→ Supplied text
╭──
This has been my experience ...
I also had a group of guppies that were bizarrely aggressive, shredding each others fins & determinedly chasing/nipping anything else in the tank - I returned these to the shop after a couple weeks

I still have a couple of variants on my want list but haven't seen quality guppies in the shops (I don't want big droopy fins or giant pectorals so not likely to happen anytime soon  )


----------



## parotet (30 Jun 2015)

PARAGUAY said:


> Is the question because being livebearers they require higher PH with hard water ,so not really suitable for a planted CO2 tank. I asked the question with regards my platies with aquascapers was told they would be fine and they were.Some of the top aquascapes in the contests by Amano have livebearers


Livebearers do well in co2 enriched tanks, with harder or softer water. Swordtails, platties, mollies, guppies, etc. can be seen in a lot of high techs. I myself had endlers for 2 years and gave them to a friend as they are a kind of pest in your tank (high breeding success in my high techs). My guess is that now they are not so popular in the hobby because we can have a wider fish choice nearly everywhere and for most of us it is really a problem to find a new home every two months for 20 fish.
╰──
Region and label lists:
╭──
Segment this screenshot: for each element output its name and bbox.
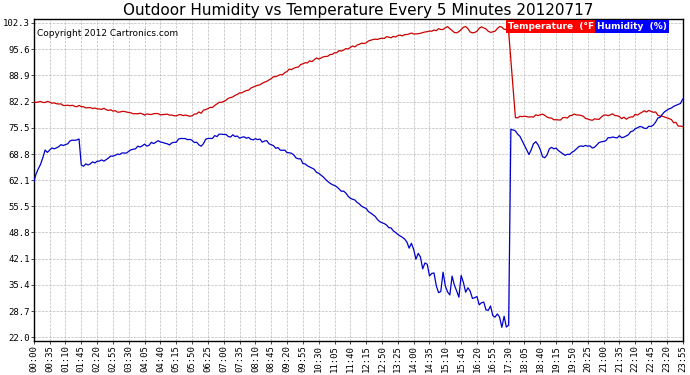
Text: Humidity  (%): Humidity (%)	[597, 22, 667, 31]
Text: Temperature  (°F): Temperature (°F)	[508, 22, 598, 31]
Title: Outdoor Humidity vs Temperature Every 5 Minutes 20120717: Outdoor Humidity vs Temperature Every 5 …	[123, 3, 593, 18]
Text: Copyright 2012 Cartronics.com: Copyright 2012 Cartronics.com	[37, 28, 178, 38]
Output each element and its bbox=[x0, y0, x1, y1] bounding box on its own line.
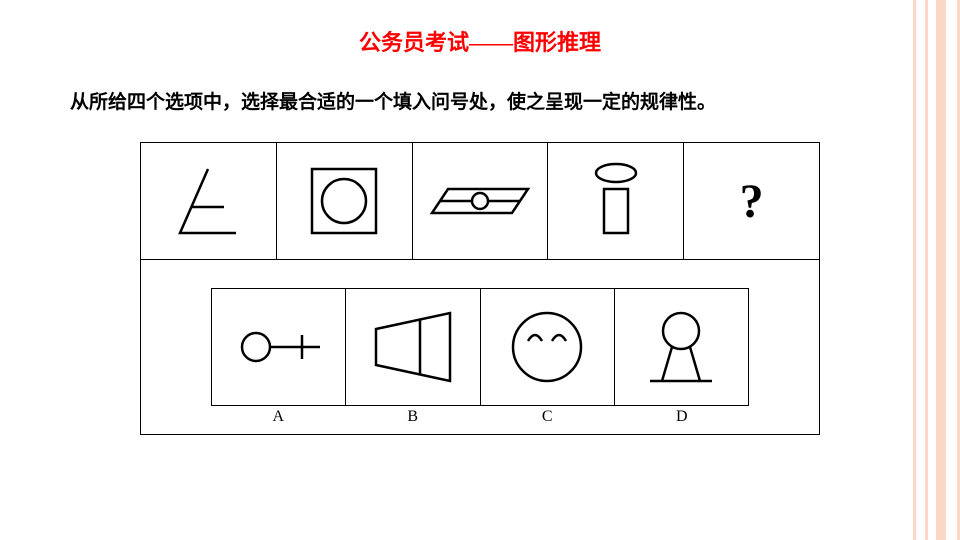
shape-circle-stand bbox=[626, 297, 736, 397]
option-cell-a[interactable] bbox=[211, 288, 346, 406]
puzzle-container: ? bbox=[140, 142, 820, 435]
sequence-cell-4 bbox=[548, 143, 684, 259]
option-cell-d[interactable] bbox=[615, 288, 749, 406]
shape-triangle-a bbox=[158, 151, 258, 251]
option-cell-b[interactable] bbox=[346, 288, 480, 406]
shape-circle-cross bbox=[224, 297, 334, 397]
page-title: 公务员考试——图形推理 bbox=[60, 25, 900, 57]
question-instruction: 从所给四个选项中，选择最合适的一个填入问号处，使之呈现一定的规律性。 bbox=[70, 87, 900, 114]
sequence-row: ? bbox=[140, 142, 820, 260]
sequence-cell-2 bbox=[277, 143, 413, 259]
option-label-c: C bbox=[480, 408, 615, 426]
sequence-cell-1 bbox=[141, 143, 277, 259]
option-label-d: D bbox=[615, 408, 750, 426]
option-cell-c[interactable] bbox=[481, 288, 615, 406]
option-label-a: A bbox=[211, 408, 346, 426]
sequence-cell-3 bbox=[413, 143, 549, 259]
options-row bbox=[211, 288, 749, 406]
sequence-cell-question: ? bbox=[684, 143, 819, 259]
shape-parallelogram-circle bbox=[420, 151, 540, 251]
shape-trapezoid-split bbox=[358, 297, 468, 397]
option-label-b: B bbox=[346, 408, 481, 426]
question-mark-icon: ? bbox=[740, 174, 764, 229]
shape-smiley bbox=[492, 297, 602, 397]
shape-square-circle bbox=[294, 151, 394, 251]
option-labels: A B C D bbox=[211, 408, 749, 426]
main-content: 公务员考试——图形推理 从所给四个选项中，选择最合适的一个填入问号处，使之呈现一… bbox=[0, 0, 960, 455]
shape-ellipse-rect bbox=[566, 151, 666, 251]
options-container: A B C D bbox=[140, 260, 820, 435]
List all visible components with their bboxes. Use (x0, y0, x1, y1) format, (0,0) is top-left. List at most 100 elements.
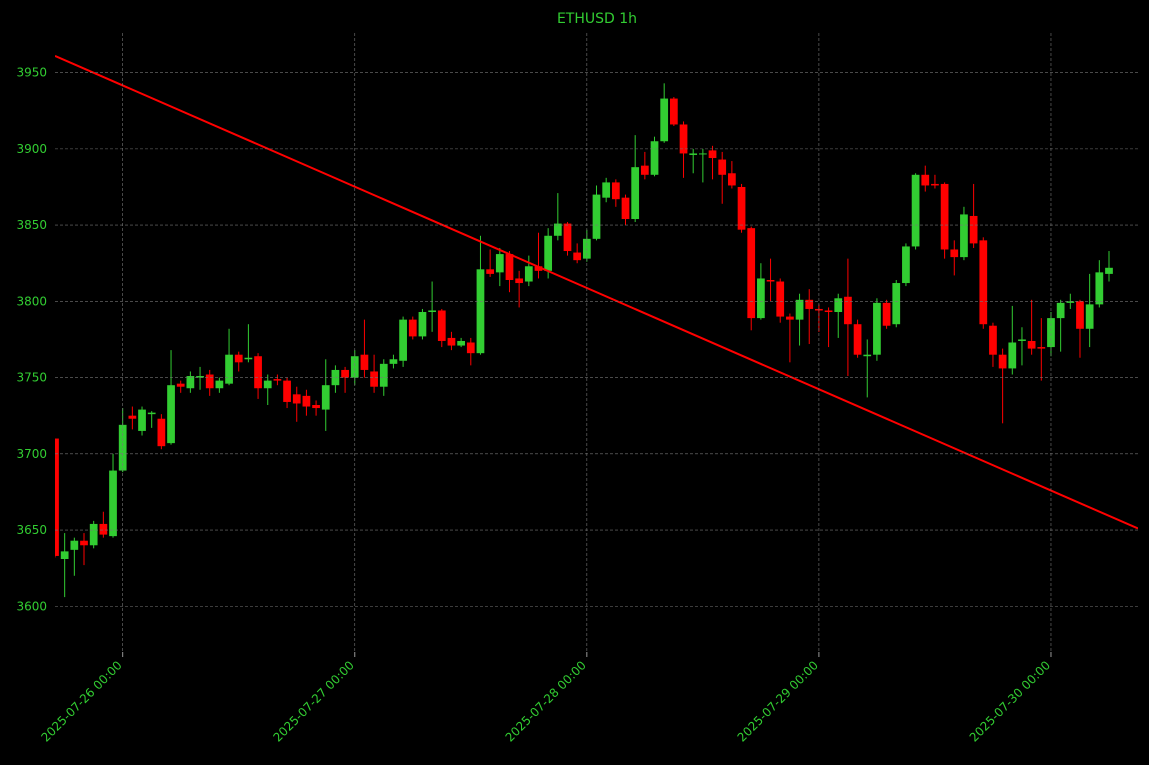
candle-body (757, 278, 765, 319)
candle-body (176, 383, 185, 387)
chart-title: ETHUSD 1h (557, 11, 637, 27)
candle-body (931, 183, 939, 186)
candle-body (80, 540, 88, 546)
candle-body (553, 223, 562, 236)
candle-body (234, 354, 243, 363)
candle-body (1037, 347, 1046, 349)
candle-body (989, 325, 997, 355)
y-tick-label: 3600 (16, 599, 47, 613)
y-tick-label: 3850 (16, 218, 47, 232)
candle-body (882, 302, 891, 326)
candle-body (921, 174, 930, 186)
candle-body (447, 337, 456, 346)
candle-body (157, 418, 166, 447)
candle-body (631, 167, 640, 220)
candle-body (679, 124, 688, 154)
candle-body (960, 214, 968, 258)
candle-body (408, 319, 417, 337)
candle-body (225, 354, 233, 384)
candle-body (167, 385, 175, 444)
candle-body (292, 394, 301, 404)
candle-body (873, 302, 881, 355)
candle-body (1018, 339, 1026, 341)
candle-body (196, 376, 204, 378)
x-tick-label: 2025-07-27 00:00 (271, 658, 357, 744)
candle-body (650, 141, 659, 175)
y-tick-label: 3900 (16, 142, 47, 156)
y-tick-label: 3800 (16, 294, 47, 308)
candle-body (669, 98, 678, 125)
candle-body (524, 266, 533, 282)
candle-body (437, 310, 446, 341)
candle-body (466, 342, 475, 354)
candle-body (273, 379, 282, 381)
candle-body (611, 182, 620, 200)
candle-body (370, 371, 378, 387)
candle-body (263, 380, 272, 389)
candle-body (215, 380, 224, 389)
candle-body (350, 356, 359, 378)
candle-body (138, 409, 146, 431)
candle-body (979, 240, 988, 325)
candle-body (505, 254, 514, 280)
candle-body (147, 412, 156, 415)
candle-body (708, 150, 717, 159)
candle-body (55, 438, 59, 556)
candle-body (534, 266, 543, 271)
plot-area (55, 54, 1138, 598)
y-tick-label: 3650 (16, 523, 47, 537)
candle-body (892, 283, 901, 325)
y-tick-label: 3700 (16, 447, 47, 461)
candle-body (573, 252, 582, 261)
candle-body (70, 540, 79, 550)
candle-body (1056, 302, 1065, 319)
candle-body (186, 376, 195, 389)
candle-body (118, 424, 127, 471)
candle-body (389, 359, 398, 364)
candle-body (205, 374, 214, 389)
candle-body (728, 173, 736, 186)
candle-body (592, 194, 601, 239)
trend-line (55, 54, 1138, 530)
candle-body (360, 354, 369, 370)
candle-body (689, 153, 698, 155)
candle-body (737, 186, 746, 230)
candle-body (950, 249, 959, 258)
candle-body (1105, 267, 1113, 274)
candle-body (457, 340, 465, 346)
x-tick-label: 2025-07-28 00:00 (503, 658, 589, 744)
candle-body (747, 228, 756, 319)
candle-body (128, 415, 137, 419)
candle-body (776, 281, 785, 317)
candle-body (244, 357, 253, 360)
candle-body (1047, 318, 1055, 348)
candle-body (766, 279, 775, 282)
candle-body (853, 324, 862, 355)
candle-body (1095, 272, 1104, 305)
candle-body (89, 523, 98, 546)
candle-body (515, 278, 524, 284)
candle-body (863, 354, 872, 357)
x-tick-label: 2025-07-26 00:00 (38, 658, 124, 744)
candle-body (1027, 340, 1036, 349)
x-tick-label: 2025-07-30 00:00 (967, 658, 1053, 744)
candle-body (302, 395, 311, 407)
candle-body (1066, 301, 1075, 303)
candle-body (341, 369, 349, 378)
candle-body (60, 551, 69, 559)
candle-body (602, 182, 611, 198)
candle-body (1008, 342, 1017, 369)
candle-body (312, 405, 320, 409)
candle-body (805, 299, 814, 309)
candle-body (824, 310, 833, 313)
candle-body (563, 223, 572, 252)
candle-body (911, 174, 920, 247)
candle-body (698, 153, 707, 155)
candle-body (786, 316, 794, 320)
candle-body (109, 470, 117, 537)
y-tick-label: 3950 (16, 66, 47, 80)
candle-body (621, 197, 630, 220)
candle-body (495, 254, 504, 273)
candle-body (476, 269, 485, 354)
candle-body (254, 356, 262, 389)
╰──
→ Exercise set
[1] Reproduce the stretch of the livebearer forum thread from "I also had a" through "(30 Jun 2015)".
[2] Carry on the forum thread about keeping livebearers in planted tanks, picking up after its final sentence.

→ Written answers
[1]
I also had a group of guppies that were bizarrely aggressive, shredding each others fins & determinedly chasing/nipping anything else in the tank - I returned these to the shop after a couple weeks

I still have a couple of variants on my want list but haven't seen quality guppies in the shops (I don't want big droopy fins or giant pectorals so not likely to happen anytime soon  )


----------



## parotet (30 Jun 2015)

[2]
Jordi


----------



## ian_m (30 Jun 2015)

I have guppies breeding like rabbits with a drop checker like this.... (actually more green nowadays).



 

I regularly have to fish babies out of the filters.


----------



## Jose (30 Jun 2015)

PARAGUAY said:


> Is the question because being livebearers they require higher PH with hard water ,so not really suitable for a planted CO2 tank. I asked the question with regards my platies with aquascapers was told they would be fine and they were.Some of the top aquascapes in the contests by Amano have livebearers



I dont think its got so much to do with ph, as long as KH is relatively high. Because they can do well in a low pH due to co2 injection as long as kH is high.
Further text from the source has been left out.